● RECORDS FOR PROCESSING
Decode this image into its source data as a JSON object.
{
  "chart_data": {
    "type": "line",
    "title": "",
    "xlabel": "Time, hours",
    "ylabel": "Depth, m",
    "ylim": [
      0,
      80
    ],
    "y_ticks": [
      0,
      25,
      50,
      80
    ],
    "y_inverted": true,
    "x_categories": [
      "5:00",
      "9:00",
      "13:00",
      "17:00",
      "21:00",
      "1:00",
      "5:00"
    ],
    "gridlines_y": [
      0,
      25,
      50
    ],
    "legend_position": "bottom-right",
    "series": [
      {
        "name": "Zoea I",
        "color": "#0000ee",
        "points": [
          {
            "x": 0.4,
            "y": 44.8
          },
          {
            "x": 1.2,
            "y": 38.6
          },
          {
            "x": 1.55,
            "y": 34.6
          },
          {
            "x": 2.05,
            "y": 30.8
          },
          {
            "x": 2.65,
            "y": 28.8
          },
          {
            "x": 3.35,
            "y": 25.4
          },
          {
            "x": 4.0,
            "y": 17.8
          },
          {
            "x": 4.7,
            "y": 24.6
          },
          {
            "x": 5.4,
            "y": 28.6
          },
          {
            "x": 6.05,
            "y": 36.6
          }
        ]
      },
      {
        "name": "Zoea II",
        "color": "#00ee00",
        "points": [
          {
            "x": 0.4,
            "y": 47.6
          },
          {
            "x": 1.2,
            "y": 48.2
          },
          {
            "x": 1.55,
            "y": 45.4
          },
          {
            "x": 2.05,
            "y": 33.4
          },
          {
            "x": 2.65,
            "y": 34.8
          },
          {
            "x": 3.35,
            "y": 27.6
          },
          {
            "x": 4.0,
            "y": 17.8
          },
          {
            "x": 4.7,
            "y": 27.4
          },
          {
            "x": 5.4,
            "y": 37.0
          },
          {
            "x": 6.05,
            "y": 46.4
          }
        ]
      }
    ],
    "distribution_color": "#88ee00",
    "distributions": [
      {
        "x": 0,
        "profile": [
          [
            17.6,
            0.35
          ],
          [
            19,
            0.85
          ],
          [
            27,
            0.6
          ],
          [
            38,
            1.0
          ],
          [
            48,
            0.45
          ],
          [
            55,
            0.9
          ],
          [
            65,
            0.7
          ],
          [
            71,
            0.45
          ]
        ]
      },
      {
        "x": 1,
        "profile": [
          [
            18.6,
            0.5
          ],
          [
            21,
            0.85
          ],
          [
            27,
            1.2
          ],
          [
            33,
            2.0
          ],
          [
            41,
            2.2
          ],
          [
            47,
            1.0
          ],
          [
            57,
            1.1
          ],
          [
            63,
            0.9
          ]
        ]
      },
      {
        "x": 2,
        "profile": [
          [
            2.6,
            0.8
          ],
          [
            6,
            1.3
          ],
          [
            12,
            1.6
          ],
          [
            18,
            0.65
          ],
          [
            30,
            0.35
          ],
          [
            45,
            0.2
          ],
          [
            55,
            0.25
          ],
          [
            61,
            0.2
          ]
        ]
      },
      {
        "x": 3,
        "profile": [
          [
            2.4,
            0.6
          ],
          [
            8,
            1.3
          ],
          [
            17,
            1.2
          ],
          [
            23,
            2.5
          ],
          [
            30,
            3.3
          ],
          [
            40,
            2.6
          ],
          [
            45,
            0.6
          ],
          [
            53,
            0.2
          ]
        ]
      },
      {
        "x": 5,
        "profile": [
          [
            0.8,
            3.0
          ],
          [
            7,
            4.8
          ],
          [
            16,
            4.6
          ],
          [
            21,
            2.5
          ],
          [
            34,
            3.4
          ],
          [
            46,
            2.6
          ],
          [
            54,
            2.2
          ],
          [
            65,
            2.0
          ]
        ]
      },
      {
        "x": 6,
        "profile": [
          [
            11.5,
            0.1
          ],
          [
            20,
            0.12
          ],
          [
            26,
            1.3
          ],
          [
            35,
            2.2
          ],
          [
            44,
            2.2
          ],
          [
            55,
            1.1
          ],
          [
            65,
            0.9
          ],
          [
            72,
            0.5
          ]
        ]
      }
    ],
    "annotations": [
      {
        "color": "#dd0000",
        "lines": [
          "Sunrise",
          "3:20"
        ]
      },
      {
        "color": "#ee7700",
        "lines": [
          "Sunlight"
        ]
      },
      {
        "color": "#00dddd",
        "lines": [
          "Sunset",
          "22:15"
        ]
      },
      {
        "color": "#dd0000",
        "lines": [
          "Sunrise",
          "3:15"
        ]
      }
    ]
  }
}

● WHAT YOU NEED TO DO
Copy down the material exactly as written.

● REPLY
Decode this image into its source data as a JSON object.
{
  "chart_data": {
    "type": "line",
    "title": "",
    "xlabel": "Time, hours",
    "ylabel": "Depth, m",
    "ylim": [
      0,
      80
    ],
    "y_ticks": [
      0,
      25,
      50,
      80
    ],
    "y_inverted": true,
    "x_categories": [
      "5:00",
      "9:00",
      "13:00",
      "17:00",
      "21:00",
      "1:00",
      "5:00"
    ],
    "gridlines_y": [
      0,
      25,
      50
    ],
    "legend_position": "bottom-right",
    "series": [
      {
        "name": "Zoea I",
        "color": "#0000ee",
        "points": [
          {
            "x": 0.4,
            "y": 44.8
          },
          {
            "x": 1.2,
            "y": 38.6
          },
          {
            "x": 1.55,
            "y": 34.6
          },
          {
            "x": 2.05,
            "y": 30.8
          },
          {
            "x": 2.65,
            "y": 28.8
          },
          {
            "x": 3.35,
            "y": 25.4
          },
          {
            "x": 4.0,
            "y": 17.8
          },
          {
            "x": 4.7,
            "y": 24.6
          },
          {
            "x": 5.4,
            "y": 28.6
          },
          {
            "x": 6.05,
            "y": 36.6
          }
        ]
      },
      {
        "name": "Zoea II",
        "color": "#00ee00",
        "points": [
          {
            "x": 0.4,
            "y": 47.6
          },
          {
            "x": 1.2,
            "y": 48.2
          },
          {
            "x": 1.55,
            "y": 45.4
          },
          {
            "x": 2.05,
            "y": 33.4
          },
          {
            "x": 2.65,
            "y": 34.8
          },
          {
            "x": 3.35,
            "y": 27.6
          },
          {
            "x": 4.0,
            "y": 17.8
          },
          {
            "x": 4.7,
            "y": 27.4
          },
          {
            "x": 5.4,
            "y": 37.0
          },
          {
            "x": 6.05,
            "y": 46.4
          }
        ]
      }
    ],
    "distribution_color": "#88ee00",
    "distributions": [
      {
        "x": 0,
        "profile": [
          [
            17.6,
            0.35
          ],
          [
            19,
            0.85
          ],
          [
            27,
            0.6
          ],
          [
            38,
            1.0
          ],
          [
            48,
            0.45
          ],
          [
            55,
            0.9
          ],
          [
            65,
            0.7
          ],
          [
            71,
            0.45
          ]
        ]
      },
      {
        "x": 1,
        "profile": [
          [
            18.6,
            0.5
          ],
          [
            21,
            0.85
          ],
          [
            27,
            1.2
          ],
          [
            33,
            2.0
          ],
          [
            41,
            2.2
          ],
          [
            47,
            1.0
          ],
          [
            57,
            1.1
          ],
          [
            63,
            0.9
          ]
        ]
      },
      {
        "x": 2,
        "profile": [
          [
            2.6,
            0.8
          ],
          [
            6,
            1.3
          ],
          [
            12,
            1.6
          ],
          [
            18,
            0.65
          ],
          [
            30,
            0.35
          ],
          [
            45,
            0.2
          ],
          [
            55,
            0.25
          ],
          [
            61,
            0.2
          ]
        ]
      },
      {
        "x": 3,
        "profile": [
          [
            2.4,
            0.6
          ],
          [
            8,
            1.3
          ],
          [
            17,
            1.2
          ],
          [
            23,
            2.5
          ],
          [
            30,
            3.3
          ],
          [
            40,
            2.6
          ],
          [
            45,
            0.6
          ],
          [
            53,
            0.2
          ]
        ]
      },
      {
        "x": 5,
        "profile": [
          [
            0.8,
            3.0
          ],
          [
            7,
            4.8
          ],
          [
            16,
            4.6
          ],
          [
            21,
            2.5
          ],
          [
            34,
            3.4
          ],
          [
            46,
            2.6
          ],
          [
            54,
            2.2
          ],
          [
            65,
            2.0
          ]
        ]
      },
      {
        "x": 6,
        "profile": [
          [
            11.5,
            0.1
          ],
          [
            20,
            0.12
          ],
          [
            26,
            1.3
          ],
          [
            35,
            2.2
          ],
          [
            44,
            2.2
          ],
          [
            55,
            1.1
          ],
          [
            65,
            0.9
          ],
          [
            72,
            0.5
          ]
        ]
      }
    ],
    "annotations": [
      {
        "color": "#dd0000",
        "lines": [
          "Sunrise",
          "3:20"
        ]
      },
      {
        "color": "#ee7700",
        "lines": [
          "Sunlight"
        ]
      },
      {
        "color": "#00dddd",
        "lines": [
          "Sunset",
          "22:15"
        ]
      },
      {
        "color": "#dd0000",
        "lines": [
          "Sunrise",
          "3:15"
        ]
      }
    ]
  }
}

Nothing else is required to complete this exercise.